— Start Provided information —

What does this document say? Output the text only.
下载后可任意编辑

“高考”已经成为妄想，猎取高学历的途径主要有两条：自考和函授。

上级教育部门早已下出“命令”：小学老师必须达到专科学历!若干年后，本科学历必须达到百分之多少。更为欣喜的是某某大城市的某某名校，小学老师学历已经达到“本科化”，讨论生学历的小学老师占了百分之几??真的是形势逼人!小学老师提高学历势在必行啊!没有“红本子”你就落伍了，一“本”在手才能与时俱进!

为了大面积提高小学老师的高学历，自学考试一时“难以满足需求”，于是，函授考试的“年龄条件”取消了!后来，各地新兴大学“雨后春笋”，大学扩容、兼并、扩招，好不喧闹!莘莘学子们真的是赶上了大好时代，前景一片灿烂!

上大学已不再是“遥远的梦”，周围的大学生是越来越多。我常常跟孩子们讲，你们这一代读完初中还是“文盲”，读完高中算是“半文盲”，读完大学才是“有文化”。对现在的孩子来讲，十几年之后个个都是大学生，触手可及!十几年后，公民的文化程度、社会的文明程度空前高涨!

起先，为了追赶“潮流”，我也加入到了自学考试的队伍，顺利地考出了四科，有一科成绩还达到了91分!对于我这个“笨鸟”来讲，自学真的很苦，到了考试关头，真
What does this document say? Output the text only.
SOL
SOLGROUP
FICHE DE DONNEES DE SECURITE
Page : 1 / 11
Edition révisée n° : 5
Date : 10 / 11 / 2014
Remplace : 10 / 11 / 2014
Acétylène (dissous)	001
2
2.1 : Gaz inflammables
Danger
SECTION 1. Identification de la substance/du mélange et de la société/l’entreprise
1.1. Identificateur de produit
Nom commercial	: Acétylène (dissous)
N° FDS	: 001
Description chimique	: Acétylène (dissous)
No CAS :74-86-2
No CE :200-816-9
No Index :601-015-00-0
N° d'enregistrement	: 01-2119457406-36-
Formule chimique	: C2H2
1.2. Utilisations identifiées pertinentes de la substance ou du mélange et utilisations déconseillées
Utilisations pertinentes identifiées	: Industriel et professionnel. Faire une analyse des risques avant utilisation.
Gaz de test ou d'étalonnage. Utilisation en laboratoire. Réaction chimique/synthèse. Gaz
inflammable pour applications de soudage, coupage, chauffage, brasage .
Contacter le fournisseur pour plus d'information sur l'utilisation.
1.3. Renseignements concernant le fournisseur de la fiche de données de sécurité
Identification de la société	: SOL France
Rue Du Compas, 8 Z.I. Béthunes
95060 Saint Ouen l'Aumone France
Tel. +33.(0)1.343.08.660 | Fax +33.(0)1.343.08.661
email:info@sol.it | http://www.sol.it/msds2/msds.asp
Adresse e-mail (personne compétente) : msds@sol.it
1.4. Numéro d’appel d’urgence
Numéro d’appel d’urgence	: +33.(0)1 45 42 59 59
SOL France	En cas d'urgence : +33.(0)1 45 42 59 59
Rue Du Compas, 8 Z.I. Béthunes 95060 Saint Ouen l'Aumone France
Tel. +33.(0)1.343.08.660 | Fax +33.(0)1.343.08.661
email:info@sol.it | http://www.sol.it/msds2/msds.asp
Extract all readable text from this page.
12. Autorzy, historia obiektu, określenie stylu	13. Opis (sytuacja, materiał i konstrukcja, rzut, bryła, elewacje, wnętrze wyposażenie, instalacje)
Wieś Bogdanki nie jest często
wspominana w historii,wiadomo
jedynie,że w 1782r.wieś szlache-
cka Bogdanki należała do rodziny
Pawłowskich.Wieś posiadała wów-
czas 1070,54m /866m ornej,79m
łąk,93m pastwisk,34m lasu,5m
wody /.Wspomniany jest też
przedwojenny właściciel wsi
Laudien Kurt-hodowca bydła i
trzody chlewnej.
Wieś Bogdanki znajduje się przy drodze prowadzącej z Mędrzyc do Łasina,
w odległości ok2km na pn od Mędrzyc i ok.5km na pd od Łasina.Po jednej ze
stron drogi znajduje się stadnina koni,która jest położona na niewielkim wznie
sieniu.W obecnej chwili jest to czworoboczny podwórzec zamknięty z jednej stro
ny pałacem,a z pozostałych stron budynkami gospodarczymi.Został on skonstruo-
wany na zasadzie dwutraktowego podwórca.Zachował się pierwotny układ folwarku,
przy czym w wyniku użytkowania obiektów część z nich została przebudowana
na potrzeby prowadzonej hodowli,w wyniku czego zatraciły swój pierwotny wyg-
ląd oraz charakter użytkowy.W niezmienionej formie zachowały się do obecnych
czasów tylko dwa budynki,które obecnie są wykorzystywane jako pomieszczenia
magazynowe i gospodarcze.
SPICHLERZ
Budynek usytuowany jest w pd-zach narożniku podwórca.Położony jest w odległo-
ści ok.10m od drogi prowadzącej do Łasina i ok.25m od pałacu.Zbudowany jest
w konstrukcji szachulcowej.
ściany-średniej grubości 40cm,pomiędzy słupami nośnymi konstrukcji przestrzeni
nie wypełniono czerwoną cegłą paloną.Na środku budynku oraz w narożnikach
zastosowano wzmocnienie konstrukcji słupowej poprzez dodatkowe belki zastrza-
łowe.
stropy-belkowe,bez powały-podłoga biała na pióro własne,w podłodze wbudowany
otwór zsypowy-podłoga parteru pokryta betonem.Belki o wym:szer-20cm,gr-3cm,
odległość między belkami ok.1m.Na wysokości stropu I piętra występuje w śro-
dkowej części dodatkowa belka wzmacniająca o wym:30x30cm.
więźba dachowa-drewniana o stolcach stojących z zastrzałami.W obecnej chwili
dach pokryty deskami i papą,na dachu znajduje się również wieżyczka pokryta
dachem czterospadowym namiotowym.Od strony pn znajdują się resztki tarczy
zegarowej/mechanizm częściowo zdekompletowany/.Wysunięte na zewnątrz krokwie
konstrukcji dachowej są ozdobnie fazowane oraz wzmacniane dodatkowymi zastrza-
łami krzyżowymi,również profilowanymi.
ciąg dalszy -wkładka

— End Provided information —

** Instruction **
Retype all of the data shown above, word for word.

** Written solution **
What does this document say? Output the text only.
下载后可任意编辑

“高考”已经成为妄想，猎取高学历的途径主要有两条：自考和函授。

上级教育部门早已下出“命令”：小学老师必须达到专科学历!若干年后，本科学历必须达到百分之多少。更为欣喜的是某某大城市的某某名校，小学老师学历已经达到“本科化”，讨论生学历的小学老师占了百分之几??真的是形势逼人!小学老师提高学历势在必行啊!没有“红本子”你就落伍了，一“本”在手才能与时俱进!

为了大面积提高小学老师的高学历，自学考试一时“难以满足需求”，于是，函授考试的“年龄条件”取消了!后来，各地新兴大学“雨后春笋”，大学扩容、兼并、扩招，好不喧闹!莘莘学子们真的是赶上了大好时代，前景一片灿烂!

上大学已不再是“遥远的梦”，周围的大学生是越来越多。我常常跟孩子们讲，你们这一代读完初中还是“文盲”，读完高中算是“半文盲”，读完大学才是“有文化”。对现在的孩子来讲，十几年之后个个都是大学生，触手可及!十几年后，公民的文化程度、社会的文明程度空前高涨!

起先，为了追赶“潮流”，我也加入到了自学考试的队伍，顺利地考出了四科，有一科成绩还达到了91分!对于我这个“笨鸟”来讲，自学真的很苦，到了考试关头，真
What does this document say? Output the text only.
SOL
SOLGROUP
FICHE DE DONNEES DE SECURITE
Page : 1 / 11
Edition révisée n° : 5
Date : 10 / 11 / 2014
Remplace : 10 / 11 / 2014
Acétylène (dissous)	001
2
2.1 : Gaz inflammables
Danger
SECTION 1. Identification de la substance/du mélange et de la société/l’entreprise
1.1. Identificateur de produit
Nom commercial	: Acétylène (dissous)
N° FDS	: 001
Description chimique	: Acétylène (dissous)
No CAS :74-86-2
No CE :200-816-9
No Index :601-015-00-0
N° d'enregistrement	: 01-2119457406-36-
Formule chimique	: C2H2
1.2. Utilisations identifiées pertinentes de la substance ou du mélange et utilisations déconseillées
Utilisations pertinentes identifiées	: Industriel et professionnel. Faire une analyse des risques avant utilisation.
Gaz de test ou d'étalonnage. Utilisation en laboratoire. Réaction chimique/synthèse. Gaz
inflammable pour applications de soudage, coupage, chauffage, brasage .
Contacter le fournisseur pour plus d'information sur l'utilisation.
1.3. Renseignements concernant le fournisseur de la fiche de données de sécurité
Identification de la société	: SOL France
Rue Du Compas, 8 Z.I. Béthunes
95060 Saint Ouen l'Aumone France
Tel. +33.(0)1.343.08.660 | Fax +33.(0)1.343.08.661
email:info@sol.it | http://www.sol.it/msds2/msds.asp
Adresse e-mail (personne compétente) : msds@sol.it
1.4. Numéro d’appel d’urgence
Numéro d’appel d’urgence	: +33.(0)1 45 42 59 59
SOL France	En cas d'urgence : +33.(0)1 45 42 59 59
Rue Du Compas, 8 Z.I. Béthunes 95060 Saint Ouen l'Aumone France
Tel. +33.(0)1.343.08.660 | Fax +33.(0)1.343.08.661
email:info@sol.it | http://www.sol.it/msds2/msds.asp
Extract all readable text from this page.
12. Autorzy, historia obiektu, określenie stylu	13. Opis (sytuacja, materiał i konstrukcja, rzut, bryła, elewacje, wnętrze wyposażenie, instalacje)
Wieś Bogdanki nie jest często
wspominana w historii,wiadomo
jedynie,że w 1782r.wieś szlache-
cka Bogdanki należała do rodziny
Pawłowskich.Wieś posiadała wów-
czas 1070,54m /866m ornej,79m
łąk,93m pastwisk,34m lasu,5m
wody /.Wspomniany jest też
przedwojenny właściciel wsi
Laudien Kurt-hodowca bydła i
trzody chlewnej.
Wieś Bogdanki znajduje się przy drodze prowadzącej z Mędrzyc do Łasina,
w odległości ok2km na pn od Mędrzyc i ok.5km na pd od Łasina.Po jednej ze
stron drogi znajduje się stadnina koni,która jest położona na niewielkim wznie
sieniu.W obecnej chwili jest to czworoboczny podwórzec zamknięty z jednej stro
ny pałacem,a z pozostałych stron budynkami gospodarczymi.Został on skonstruo-
wany na zasadzie dwutraktowego podwórca.Zachował się pierwotny układ folwarku,
przy czym w wyniku użytkowania obiektów część z nich została przebudowana
na potrzeby prowadzonej hodowli,w wyniku czego zatraciły swój pierwotny wyg-
ląd oraz charakter użytkowy.W niezmienionej formie zachowały się do obecnych
czasów tylko dwa budynki,które obecnie są wykorzystywane jako pomieszczenia
magazynowe i gospodarcze.
SPICHLERZ
Budynek usytuowany jest w pd-zach narożniku podwórca.Położony jest w odległo-
ści ok.10m od drogi prowadzącej do Łasina i ok.25m od pałacu.Zbudowany jest
w konstrukcji szachulcowej.
ściany-średniej grubości 40cm,pomiędzy słupami nośnymi konstrukcji przestrzeni
nie wypełniono czerwoną cegłą paloną.Na środku budynku oraz w narożnikach
zastosowano wzmocnienie konstrukcji słupowej poprzez dodatkowe belki zastrza-
łowe.
stropy-belkowe,bez powały-podłoga biała na pióro własne,w podłodze wbudowany
otwór zsypowy-podłoga parteru pokryta betonem.Belki o wym:szer-20cm,gr-3cm,
odległość między belkami ok.1m.Na wysokości stropu I piętra występuje w śro-
dkowej części dodatkowa belka wzmacniająca o wym:30x30cm.
więźba dachowa-drewniana o stolcach stojących z zastrzałami.W obecnej chwili
dach pokryty deskami i papą,na dachu znajduje się również wieżyczka pokryta
dachem czterospadowym namiotowym.Od strony pn znajdują się resztki tarczy
zegarowej/mechanizm częściowo zdekompletowany/.Wysunięte na zewnątrz krokwie
konstrukcji dachowej są ozdobnie fazowane oraz wzmacniane dodatkowymi zastrza-
łami krzyżowymi,również profilowanymi.
ciąg dalszy -wkładka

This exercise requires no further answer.